• **REQUEST**
Across the entries below, how many lines contain the word "this"? Give the number alone.

* BEGIN LISTED ENTRIES *

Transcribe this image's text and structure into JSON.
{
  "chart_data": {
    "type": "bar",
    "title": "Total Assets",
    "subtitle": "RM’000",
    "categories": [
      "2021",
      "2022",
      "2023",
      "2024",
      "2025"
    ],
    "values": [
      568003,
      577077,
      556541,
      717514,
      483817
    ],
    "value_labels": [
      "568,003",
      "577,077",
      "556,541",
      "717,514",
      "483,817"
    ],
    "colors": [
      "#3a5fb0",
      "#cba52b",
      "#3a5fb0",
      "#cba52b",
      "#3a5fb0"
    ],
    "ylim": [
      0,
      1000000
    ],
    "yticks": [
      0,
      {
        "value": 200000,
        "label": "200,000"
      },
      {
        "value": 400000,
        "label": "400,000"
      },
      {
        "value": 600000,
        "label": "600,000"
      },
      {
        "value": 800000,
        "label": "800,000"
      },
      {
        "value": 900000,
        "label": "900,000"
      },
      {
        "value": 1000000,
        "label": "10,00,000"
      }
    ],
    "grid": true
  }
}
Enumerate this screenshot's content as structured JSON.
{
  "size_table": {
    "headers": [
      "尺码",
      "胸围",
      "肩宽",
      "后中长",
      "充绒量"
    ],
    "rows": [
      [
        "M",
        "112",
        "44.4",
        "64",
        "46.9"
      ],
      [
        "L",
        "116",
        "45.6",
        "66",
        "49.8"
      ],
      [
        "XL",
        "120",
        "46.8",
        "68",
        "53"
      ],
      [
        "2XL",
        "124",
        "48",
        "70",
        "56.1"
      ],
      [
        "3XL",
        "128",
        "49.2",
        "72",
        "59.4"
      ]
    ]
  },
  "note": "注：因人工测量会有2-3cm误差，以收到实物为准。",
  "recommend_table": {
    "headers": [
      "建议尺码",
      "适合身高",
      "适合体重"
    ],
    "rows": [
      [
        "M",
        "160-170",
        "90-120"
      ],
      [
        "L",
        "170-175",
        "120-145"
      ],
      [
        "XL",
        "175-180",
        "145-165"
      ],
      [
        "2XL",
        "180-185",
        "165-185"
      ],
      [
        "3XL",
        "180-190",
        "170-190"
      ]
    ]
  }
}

* END LISTED ENTRIES *

• **COMPLETED EXERCISE**
2